Lines containing the string "true" are to be counted. Write only how many there are.

━━ Data listing

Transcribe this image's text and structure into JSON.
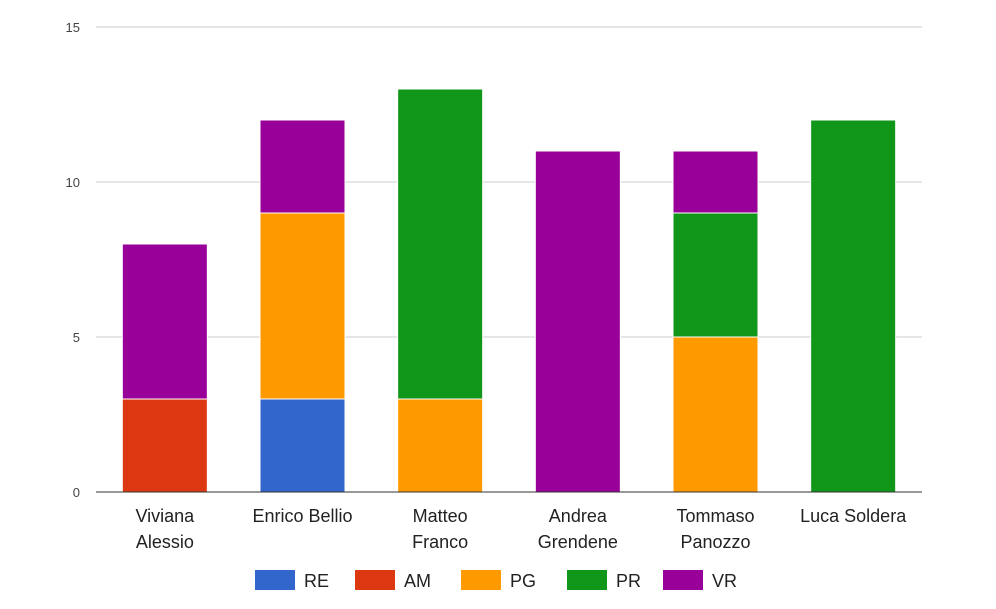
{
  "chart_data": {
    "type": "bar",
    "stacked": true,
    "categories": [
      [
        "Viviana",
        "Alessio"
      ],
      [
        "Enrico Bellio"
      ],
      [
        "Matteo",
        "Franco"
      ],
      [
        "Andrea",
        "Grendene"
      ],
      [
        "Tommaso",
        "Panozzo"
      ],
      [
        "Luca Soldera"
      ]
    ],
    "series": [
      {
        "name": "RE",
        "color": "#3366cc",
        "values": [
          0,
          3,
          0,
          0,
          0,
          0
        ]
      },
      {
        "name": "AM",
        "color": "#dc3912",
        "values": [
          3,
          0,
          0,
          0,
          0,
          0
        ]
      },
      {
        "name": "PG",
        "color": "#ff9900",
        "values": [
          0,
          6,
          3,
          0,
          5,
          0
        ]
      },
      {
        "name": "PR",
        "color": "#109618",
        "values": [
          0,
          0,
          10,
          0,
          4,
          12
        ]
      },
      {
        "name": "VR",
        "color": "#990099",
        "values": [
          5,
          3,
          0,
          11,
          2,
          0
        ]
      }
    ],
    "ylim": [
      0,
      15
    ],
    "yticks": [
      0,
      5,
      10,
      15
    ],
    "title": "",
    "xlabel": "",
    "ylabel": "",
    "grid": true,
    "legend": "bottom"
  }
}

━━━━
━━ Data listing

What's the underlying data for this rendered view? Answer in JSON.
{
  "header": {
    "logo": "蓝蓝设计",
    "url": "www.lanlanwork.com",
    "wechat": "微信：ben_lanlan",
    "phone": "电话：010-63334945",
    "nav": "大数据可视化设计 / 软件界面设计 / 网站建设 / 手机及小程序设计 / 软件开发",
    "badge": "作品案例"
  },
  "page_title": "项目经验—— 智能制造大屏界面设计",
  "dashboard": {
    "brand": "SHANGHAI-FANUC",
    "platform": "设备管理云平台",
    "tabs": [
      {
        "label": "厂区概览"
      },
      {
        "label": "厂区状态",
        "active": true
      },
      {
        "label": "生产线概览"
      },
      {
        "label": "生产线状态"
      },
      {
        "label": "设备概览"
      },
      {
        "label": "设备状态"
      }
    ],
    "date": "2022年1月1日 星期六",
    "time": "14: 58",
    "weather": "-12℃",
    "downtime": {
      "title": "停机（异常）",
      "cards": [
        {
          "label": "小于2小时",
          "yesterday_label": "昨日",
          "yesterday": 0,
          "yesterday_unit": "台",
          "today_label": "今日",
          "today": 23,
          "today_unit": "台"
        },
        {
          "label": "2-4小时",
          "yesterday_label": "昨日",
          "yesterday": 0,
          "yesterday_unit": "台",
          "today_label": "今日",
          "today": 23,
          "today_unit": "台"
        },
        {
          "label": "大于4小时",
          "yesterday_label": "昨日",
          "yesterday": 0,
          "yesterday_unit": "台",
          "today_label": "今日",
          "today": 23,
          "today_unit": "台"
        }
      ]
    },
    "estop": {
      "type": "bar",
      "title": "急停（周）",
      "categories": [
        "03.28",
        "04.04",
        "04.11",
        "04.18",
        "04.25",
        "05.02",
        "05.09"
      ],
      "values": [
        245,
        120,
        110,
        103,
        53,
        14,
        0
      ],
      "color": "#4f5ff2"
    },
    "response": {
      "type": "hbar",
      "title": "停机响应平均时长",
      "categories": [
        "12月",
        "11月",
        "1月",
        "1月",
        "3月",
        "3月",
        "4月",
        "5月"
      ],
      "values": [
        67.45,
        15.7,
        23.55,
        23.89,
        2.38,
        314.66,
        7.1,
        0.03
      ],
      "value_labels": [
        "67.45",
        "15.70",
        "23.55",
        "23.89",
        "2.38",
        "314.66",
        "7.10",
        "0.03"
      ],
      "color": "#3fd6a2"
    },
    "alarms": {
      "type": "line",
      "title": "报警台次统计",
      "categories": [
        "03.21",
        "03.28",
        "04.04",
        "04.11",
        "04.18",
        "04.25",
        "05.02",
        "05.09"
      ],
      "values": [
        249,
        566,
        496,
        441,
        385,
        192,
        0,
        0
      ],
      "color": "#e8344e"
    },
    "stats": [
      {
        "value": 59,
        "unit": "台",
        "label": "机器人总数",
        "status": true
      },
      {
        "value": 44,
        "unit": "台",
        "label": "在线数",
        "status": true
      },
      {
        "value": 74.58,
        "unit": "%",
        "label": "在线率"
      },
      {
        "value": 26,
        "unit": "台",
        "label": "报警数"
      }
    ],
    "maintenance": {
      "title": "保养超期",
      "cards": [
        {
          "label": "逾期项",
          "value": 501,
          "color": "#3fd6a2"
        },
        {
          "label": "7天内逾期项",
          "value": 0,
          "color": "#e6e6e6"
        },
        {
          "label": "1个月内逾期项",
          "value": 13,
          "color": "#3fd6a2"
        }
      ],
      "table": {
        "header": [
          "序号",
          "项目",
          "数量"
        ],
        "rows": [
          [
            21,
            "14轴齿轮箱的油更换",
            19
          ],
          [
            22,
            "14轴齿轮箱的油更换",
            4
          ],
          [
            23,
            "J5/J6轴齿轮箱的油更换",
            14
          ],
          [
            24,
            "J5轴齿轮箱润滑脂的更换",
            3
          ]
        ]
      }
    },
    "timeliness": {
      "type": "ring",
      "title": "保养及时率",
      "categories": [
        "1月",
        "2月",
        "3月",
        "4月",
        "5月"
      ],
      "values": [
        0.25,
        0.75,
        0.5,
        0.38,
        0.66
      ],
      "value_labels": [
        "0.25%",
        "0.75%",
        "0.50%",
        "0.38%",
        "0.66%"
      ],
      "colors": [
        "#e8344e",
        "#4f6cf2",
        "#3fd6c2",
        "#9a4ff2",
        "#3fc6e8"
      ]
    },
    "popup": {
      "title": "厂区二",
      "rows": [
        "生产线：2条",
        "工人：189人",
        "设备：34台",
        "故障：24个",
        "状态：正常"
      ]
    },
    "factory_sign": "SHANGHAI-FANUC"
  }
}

━━━━

— Exercise output —
5